» **Written request**: Quote every line below exactly and skip any picture.

───── Record list

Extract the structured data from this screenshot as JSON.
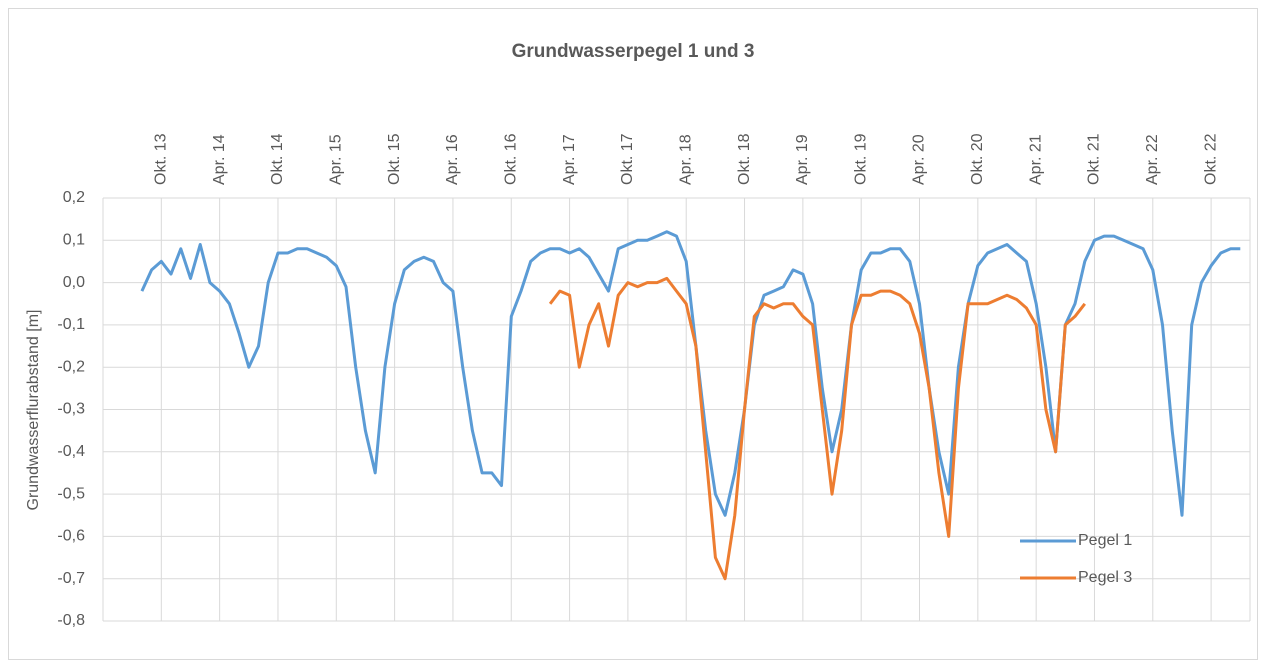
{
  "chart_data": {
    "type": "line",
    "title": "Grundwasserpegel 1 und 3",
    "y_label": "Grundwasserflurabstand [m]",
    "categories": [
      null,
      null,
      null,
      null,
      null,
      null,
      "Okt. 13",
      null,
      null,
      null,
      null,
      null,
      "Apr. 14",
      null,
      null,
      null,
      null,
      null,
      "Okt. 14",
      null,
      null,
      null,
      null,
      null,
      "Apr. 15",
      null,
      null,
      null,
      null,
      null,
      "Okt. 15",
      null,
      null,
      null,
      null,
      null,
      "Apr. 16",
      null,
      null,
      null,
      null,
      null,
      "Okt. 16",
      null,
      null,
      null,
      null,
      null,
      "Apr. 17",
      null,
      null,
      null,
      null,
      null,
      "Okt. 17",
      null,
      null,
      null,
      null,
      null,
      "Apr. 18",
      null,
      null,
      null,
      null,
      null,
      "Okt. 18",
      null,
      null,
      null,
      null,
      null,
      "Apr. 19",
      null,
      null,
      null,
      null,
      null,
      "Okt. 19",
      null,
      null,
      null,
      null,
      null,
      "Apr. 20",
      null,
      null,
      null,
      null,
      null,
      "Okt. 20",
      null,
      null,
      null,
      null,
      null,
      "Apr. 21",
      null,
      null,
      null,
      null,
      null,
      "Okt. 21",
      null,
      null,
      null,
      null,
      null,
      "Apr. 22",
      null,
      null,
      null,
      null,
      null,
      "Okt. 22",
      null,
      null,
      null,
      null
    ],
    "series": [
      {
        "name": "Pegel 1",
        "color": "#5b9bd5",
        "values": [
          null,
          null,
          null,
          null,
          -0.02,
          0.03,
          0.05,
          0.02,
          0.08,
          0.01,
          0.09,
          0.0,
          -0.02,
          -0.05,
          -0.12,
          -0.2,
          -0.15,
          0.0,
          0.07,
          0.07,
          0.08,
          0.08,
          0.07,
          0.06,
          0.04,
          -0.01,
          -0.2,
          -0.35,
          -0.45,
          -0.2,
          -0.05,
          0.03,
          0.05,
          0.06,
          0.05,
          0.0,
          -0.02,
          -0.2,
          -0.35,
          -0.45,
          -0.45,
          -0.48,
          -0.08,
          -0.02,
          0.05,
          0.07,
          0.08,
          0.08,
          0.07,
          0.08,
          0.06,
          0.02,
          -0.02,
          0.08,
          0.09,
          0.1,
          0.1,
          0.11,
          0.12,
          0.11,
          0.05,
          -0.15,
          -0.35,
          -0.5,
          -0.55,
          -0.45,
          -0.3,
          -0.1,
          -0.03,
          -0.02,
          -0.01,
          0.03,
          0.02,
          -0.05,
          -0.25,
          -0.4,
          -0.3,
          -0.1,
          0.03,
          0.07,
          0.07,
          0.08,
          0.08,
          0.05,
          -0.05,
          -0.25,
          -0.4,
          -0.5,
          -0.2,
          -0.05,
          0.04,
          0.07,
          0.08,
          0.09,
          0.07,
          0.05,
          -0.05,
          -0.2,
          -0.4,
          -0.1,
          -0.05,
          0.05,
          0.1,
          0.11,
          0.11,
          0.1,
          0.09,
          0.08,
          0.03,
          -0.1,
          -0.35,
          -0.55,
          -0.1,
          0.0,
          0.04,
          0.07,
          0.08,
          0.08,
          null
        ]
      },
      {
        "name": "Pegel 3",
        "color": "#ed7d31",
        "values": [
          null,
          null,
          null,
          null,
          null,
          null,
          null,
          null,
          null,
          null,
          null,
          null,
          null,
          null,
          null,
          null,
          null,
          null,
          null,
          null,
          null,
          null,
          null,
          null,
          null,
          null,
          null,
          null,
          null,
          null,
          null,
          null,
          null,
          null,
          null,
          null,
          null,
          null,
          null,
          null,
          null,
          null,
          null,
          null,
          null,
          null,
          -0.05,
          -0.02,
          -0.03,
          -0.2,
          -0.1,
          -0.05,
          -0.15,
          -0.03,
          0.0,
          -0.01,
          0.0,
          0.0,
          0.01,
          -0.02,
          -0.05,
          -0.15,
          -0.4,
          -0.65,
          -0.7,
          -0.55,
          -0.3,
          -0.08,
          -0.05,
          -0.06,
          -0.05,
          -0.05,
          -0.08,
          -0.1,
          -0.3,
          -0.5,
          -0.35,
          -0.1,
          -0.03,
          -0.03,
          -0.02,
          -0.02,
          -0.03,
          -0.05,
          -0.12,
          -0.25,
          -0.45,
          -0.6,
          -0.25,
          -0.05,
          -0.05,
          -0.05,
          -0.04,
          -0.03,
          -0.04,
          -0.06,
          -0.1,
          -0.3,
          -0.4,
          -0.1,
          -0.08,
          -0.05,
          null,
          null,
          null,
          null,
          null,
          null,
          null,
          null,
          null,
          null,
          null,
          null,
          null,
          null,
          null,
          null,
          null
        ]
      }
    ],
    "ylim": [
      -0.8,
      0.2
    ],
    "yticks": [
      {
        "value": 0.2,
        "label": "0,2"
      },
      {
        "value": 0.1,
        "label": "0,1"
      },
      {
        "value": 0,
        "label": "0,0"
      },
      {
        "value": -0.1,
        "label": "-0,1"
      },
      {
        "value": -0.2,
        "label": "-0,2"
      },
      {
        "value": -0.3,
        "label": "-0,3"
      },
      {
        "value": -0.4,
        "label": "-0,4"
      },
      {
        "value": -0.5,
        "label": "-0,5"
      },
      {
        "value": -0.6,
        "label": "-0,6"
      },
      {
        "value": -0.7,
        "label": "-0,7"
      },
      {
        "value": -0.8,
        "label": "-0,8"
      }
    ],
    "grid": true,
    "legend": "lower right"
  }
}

──────────

» **Expected answer**:
Extract the structured data from this screenshot as JSON.
{
  "chart_data": {
    "type": "line",
    "title": "Grundwasserpegel 1 und 3",
    "y_label": "Grundwasserflurabstand [m]",
    "categories": [
      null,
      null,
      null,
      null,
      null,
      null,
      "Okt. 13",
      null,
      null,
      null,
      null,
      null,
      "Apr. 14",
      null,
      null,
      null,
      null,
      null,
      "Okt. 14",
      null,
      null,
      null,
      null,
      null,
      "Apr. 15",
      null,
      null,
      null,
      null,
      null,
      "Okt. 15",
      null,
      null,
      null,
      null,
      null,
      "Apr. 16",
      null,
      null,
      null,
      null,
      null,
      "Okt. 16",
      null,
      null,
      null,
      null,
      null,
      "Apr. 17",
      null,
      null,
      null,
      null,
      null,
      "Okt. 17",
      null,
      null,
      null,
      null,
      null,
      "Apr. 18",
      null,
      null,
      null,
      null,
      null,
      "Okt. 18",
      null,
      null,
      null,
      null,
      null,
      "Apr. 19",
      null,
      null,
      null,
      null,
      null,
      "Okt. 19",
      null,
      null,
      null,
      null,
      null,
      "Apr. 20",
      null,
      null,
      null,
      null,
      null,
      "Okt. 20",
      null,
      null,
      null,
      null,
      null,
      "Apr. 21",
      null,
      null,
      null,
      null,
      null,
      "Okt. 21",
      null,
      null,
      null,
      null,
      null,
      "Apr. 22",
      null,
      null,
      null,
      null,
      null,
      "Okt. 22",
      null,
      null,
      null,
      null
    ],
    "series": [
      {
        "name": "Pegel 1",
        "color": "#5b9bd5",
        "values": [
          null,
          null,
          null,
          null,
          -0.02,
          0.03,
          0.05,
          0.02,
          0.08,
          0.01,
          0.09,
          0.0,
          -0.02,
          -0.05,
          -0.12,
          -0.2,
          -0.15,
          0.0,
          0.07,
          0.07,
          0.08,
          0.08,
          0.07,
          0.06,
          0.04,
          -0.01,
          -0.2,
          -0.35,
          -0.45,
          -0.2,
          -0.05,
          0.03,
          0.05,
          0.06,
          0.05,
          0.0,
          -0.02,
          -0.2,
          -0.35,
          -0.45,
          -0.45,
          -0.48,
          -0.08,
          -0.02,
          0.05,
          0.07,
          0.08,
          0.08,
          0.07,
          0.08,
          0.06,
          0.02,
          -0.02,
          0.08,
          0.09,
          0.1,
          0.1,
          0.11,
          0.12,
          0.11,
          0.05,
          -0.15,
          -0.35,
          -0.5,
          -0.55,
          -0.45,
          -0.3,
          -0.1,
          -0.03,
          -0.02,
          -0.01,
          0.03,
          0.02,
          -0.05,
          -0.25,
          -0.4,
          -0.3,
          -0.1,
          0.03,
          0.07,
          0.07,
          0.08,
          0.08,
          0.05,
          -0.05,
          -0.25,
          -0.4,
          -0.5,
          -0.2,
          -0.05,
          0.04,
          0.07,
          0.08,
          0.09,
          0.07,
          0.05,
          -0.05,
          -0.2,
          -0.4,
          -0.1,
          -0.05,
          0.05,
          0.1,
          0.11,
          0.11,
          0.1,
          0.09,
          0.08,
          0.03,
          -0.1,
          -0.35,
          -0.55,
          -0.1,
          0.0,
          0.04,
          0.07,
          0.08,
          0.08,
          null
        ]
      },
      {
        "name": "Pegel 3",
        "color": "#ed7d31",
        "values": [
          null,
          null,
          null,
          null,
          null,
          null,
          null,
          null,
          null,
          null,
          null,
          null,
          null,
          null,
          null,
          null,
          null,
          null,
          null,
          null,
          null,
          null,
          null,
          null,
          null,
          null,
          null,
          null,
          null,
          null,
          null,
          null,
          null,
          null,
          null,
          null,
          null,
          null,
          null,
          null,
          null,
          null,
          null,
          null,
          null,
          null,
          -0.05,
          -0.02,
          -0.03,
          -0.2,
          -0.1,
          -0.05,
          -0.15,
          -0.03,
          0.0,
          -0.01,
          0.0,
          0.0,
          0.01,
          -0.02,
          -0.05,
          -0.15,
          -0.4,
          -0.65,
          -0.7,
          -0.55,
          -0.3,
          -0.08,
          -0.05,
          -0.06,
          -0.05,
          -0.05,
          -0.08,
          -0.1,
          -0.3,
          -0.5,
          -0.35,
          -0.1,
          -0.03,
          -0.03,
          -0.02,
          -0.02,
          -0.03,
          -0.05,
          -0.12,
          -0.25,
          -0.45,
          -0.6,
          -0.25,
          -0.05,
          -0.05,
          -0.05,
          -0.04,
          -0.03,
          -0.04,
          -0.06,
          -0.1,
          -0.3,
          -0.4,
          -0.1,
          -0.08,
          -0.05,
          null,
          null,
          null,
          null,
          null,
          null,
          null,
          null,
          null,
          null,
          null,
          null,
          null,
          null,
          null,
          null,
          null
        ]
      }
    ],
    "ylim": [
      -0.8,
      0.2
    ],
    "yticks": [
      {
        "value": 0.2,
        "label": "0,2"
      },
      {
        "value": 0.1,
        "label": "0,1"
      },
      {
        "value": 0,
        "label": "0,0"
      },
      {
        "value": -0.1,
        "label": "-0,1"
      },
      {
        "value": -0.2,
        "label": "-0,2"
      },
      {
        "value": -0.3,
        "label": "-0,3"
      },
      {
        "value": -0.4,
        "label": "-0,4"
      },
      {
        "value": -0.5,
        "label": "-0,5"
      },
      {
        "value": -0.6,
        "label": "-0,6"
      },
      {
        "value": -0.7,
        "label": "-0,7"
      },
      {
        "value": -0.8,
        "label": "-0,8"
      }
    ],
    "grid": true,
    "legend": "lower right"
  }
}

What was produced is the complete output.